Work instructions -
Print all the records exactly, please.

Records for processing -
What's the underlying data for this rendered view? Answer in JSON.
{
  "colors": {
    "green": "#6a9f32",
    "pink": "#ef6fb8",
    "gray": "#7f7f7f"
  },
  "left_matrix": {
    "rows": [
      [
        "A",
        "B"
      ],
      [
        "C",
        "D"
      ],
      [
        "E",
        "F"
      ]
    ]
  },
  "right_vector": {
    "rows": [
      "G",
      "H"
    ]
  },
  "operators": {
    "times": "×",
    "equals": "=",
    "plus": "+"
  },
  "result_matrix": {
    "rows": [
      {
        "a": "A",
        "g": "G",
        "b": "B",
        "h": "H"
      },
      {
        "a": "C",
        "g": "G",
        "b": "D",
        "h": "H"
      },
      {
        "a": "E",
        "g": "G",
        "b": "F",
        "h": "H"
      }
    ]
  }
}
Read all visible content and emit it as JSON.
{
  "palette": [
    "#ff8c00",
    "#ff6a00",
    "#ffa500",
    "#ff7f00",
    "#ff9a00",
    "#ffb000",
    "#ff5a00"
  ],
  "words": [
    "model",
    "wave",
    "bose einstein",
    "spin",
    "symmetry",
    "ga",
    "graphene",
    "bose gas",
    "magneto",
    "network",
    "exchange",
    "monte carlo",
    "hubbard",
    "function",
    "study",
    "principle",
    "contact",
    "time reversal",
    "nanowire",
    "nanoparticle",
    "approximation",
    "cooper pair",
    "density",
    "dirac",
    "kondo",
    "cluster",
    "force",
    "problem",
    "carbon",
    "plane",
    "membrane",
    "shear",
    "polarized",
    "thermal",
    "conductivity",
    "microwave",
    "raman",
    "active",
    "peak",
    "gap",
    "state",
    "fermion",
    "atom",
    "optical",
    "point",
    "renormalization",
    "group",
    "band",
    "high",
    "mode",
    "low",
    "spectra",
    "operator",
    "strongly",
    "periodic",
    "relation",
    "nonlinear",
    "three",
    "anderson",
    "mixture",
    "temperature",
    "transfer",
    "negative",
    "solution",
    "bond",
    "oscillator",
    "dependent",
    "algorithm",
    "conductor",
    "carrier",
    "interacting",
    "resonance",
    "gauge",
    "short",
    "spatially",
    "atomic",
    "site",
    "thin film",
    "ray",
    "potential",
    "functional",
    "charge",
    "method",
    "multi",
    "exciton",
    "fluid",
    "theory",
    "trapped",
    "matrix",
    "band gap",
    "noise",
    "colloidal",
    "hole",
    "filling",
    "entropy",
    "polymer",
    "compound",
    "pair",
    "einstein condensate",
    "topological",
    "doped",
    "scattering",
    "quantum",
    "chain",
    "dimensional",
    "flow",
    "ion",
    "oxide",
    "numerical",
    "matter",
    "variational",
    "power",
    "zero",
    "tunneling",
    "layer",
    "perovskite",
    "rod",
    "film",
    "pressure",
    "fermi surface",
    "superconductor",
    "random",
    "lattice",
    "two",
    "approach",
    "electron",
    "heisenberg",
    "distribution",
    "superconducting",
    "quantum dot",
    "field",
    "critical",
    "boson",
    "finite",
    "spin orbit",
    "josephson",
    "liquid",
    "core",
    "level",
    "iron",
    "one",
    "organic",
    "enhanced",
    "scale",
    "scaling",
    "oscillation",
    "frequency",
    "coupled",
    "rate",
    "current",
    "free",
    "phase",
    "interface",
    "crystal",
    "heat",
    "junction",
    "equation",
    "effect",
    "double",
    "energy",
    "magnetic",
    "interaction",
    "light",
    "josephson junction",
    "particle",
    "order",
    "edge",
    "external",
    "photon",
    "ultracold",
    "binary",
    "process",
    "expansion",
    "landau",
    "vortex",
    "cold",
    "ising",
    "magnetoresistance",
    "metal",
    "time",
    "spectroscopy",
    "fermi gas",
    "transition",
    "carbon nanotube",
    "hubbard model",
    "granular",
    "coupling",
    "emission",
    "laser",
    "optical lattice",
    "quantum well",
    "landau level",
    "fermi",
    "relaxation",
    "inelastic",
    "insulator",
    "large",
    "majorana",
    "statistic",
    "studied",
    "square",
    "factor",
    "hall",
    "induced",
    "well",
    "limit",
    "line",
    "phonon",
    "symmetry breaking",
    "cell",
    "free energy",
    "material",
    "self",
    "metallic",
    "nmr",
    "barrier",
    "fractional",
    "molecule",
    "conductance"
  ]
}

Solution to this problem -
What's the underlying data for this rendered view? Answer in JSON.
{
  "colors": {
    "green": "#6a9f32",
    "pink": "#ef6fb8",
    "gray": "#7f7f7f"
  },
  "left_matrix": {
    "rows": [
      [
        "A",
        "B"
      ],
      [
        "C",
        "D"
      ],
      [
        "E",
        "F"
      ]
    ]
  },
  "right_vector": {
    "rows": [
      "G",
      "H"
    ]
  },
  "operators": {
    "times": "×",
    "equals": "=",
    "plus": "+"
  },
  "result_matrix": {
    "rows": [
      {
        "a": "A",
        "g": "G",
        "b": "B",
        "h": "H"
      },
      {
        "a": "C",
        "g": "G",
        "b": "D",
        "h": "H"
      },
      {
        "a": "E",
        "g": "G",
        "b": "F",
        "h": "H"
      }
    ]
  }
}
Read all visible content and emit it as JSON.
{
  "palette": [
    "#ff8c00",
    "#ff6a00",
    "#ffa500",
    "#ff7f00",
    "#ff9a00",
    "#ffb000",
    "#ff5a00"
  ],
  "words": [
    "model",
    "wave",
    "bose einstein",
    "spin",
    "symmetry",
    "ga",
    "graphene",
    "bose gas",
    "magneto",
    "network",
    "exchange",
    "monte carlo",
    "hubbard",
    "function",
    "study",
    "principle",
    "contact",
    "time reversal",
    "nanowire",
    "nanoparticle",
    "approximation",
    "cooper pair",
    "density",
    "dirac",
    "kondo",
    "cluster",
    "force",
    "problem",
    "carbon",
    "plane",
    "membrane",
    "shear",
    "polarized",
    "thermal",
    "conductivity",
    "microwave",
    "raman",
    "active",
    "peak",
    "gap",
    "state",
    "fermion",
    "atom",
    "optical",
    "point",
    "renormalization",
    "group",
    "band",
    "high",
    "mode",
    "low",
    "spectra",
    "operator",
    "strongly",
    "periodic",
    "relation",
    "nonlinear",
    "three",
    "anderson",
    "mixture",
    "temperature",
    "transfer",
    "negative",
    "solution",
    "bond",
    "oscillator",
    "dependent",
    "algorithm",
    "conductor",
    "carrier",
    "interacting",
    "resonance",
    "gauge",
    "short",
    "spatially",
    "atomic",
    "site",
    "thin film",
    "ray",
    "potential",
    "functional",
    "charge",
    "method",
    "multi",
    "exciton",
    "fluid",
    "theory",
    "trapped",
    "matrix",
    "band gap",
    "noise",
    "colloidal",
    "hole",
    "filling",
    "entropy",
    "polymer",
    "compound",
    "pair",
    "einstein condensate",
    "topological",
    "doped",
    "scattering",
    "quantum",
    "chain",
    "dimensional",
    "flow",
    "ion",
    "oxide",
    "numerical",
    "matter",
    "variational",
    "power",
    "zero",
    "tunneling",
    "layer",
    "perovskite",
    "rod",
    "film",
    "pressure",
    "fermi surface",
    "superconductor",
    "random",
    "lattice",
    "two",
    "approach",
    "electron",
    "heisenberg",
    "distribution",
    "superconducting",
    "quantum dot",
    "field",
    "critical",
    "boson",
    "finite",
    "spin orbit",
    "josephson",
    "liquid",
    "core",
    "level",
    "iron",
    "one",
    "organic",
    "enhanced",
    "scale",
    "scaling",
    "oscillation",
    "frequency",
    "coupled",
    "rate",
    "current",
    "free",
    "phase",
    "interface",
    "crystal",
    "heat",
    "junction",
    "equation",
    "effect",
    "double",
    "energy",
    "magnetic",
    "interaction",
    "light",
    "josephson junction",
    "particle",
    "order",
    "edge",
    "external",
    "photon",
    "ultracold",
    "binary",
    "process",
    "expansion",
    "landau",
    "vortex",
    "cold",
    "ising",
    "magnetoresistance",
    "metal",
    "time",
    "spectroscopy",
    "fermi gas",
    "transition",
    "carbon nanotube",
    "hubbard model",
    "granular",
    "coupling",
    "emission",
    "laser",
    "optical lattice",
    "quantum well",
    "landau level",
    "fermi",
    "relaxation",
    "inelastic",
    "insulator",
    "large",
    "majorana",
    "statistic",
    "studied",
    "square",
    "factor",
    "hall",
    "induced",
    "well",
    "limit",
    "line",
    "phonon",
    "symmetry breaking",
    "cell",
    "free energy",
    "material",
    "self",
    "metallic",
    "nmr",
    "barrier",
    "fractional",
    "molecule",
    "conductance"
  ]
}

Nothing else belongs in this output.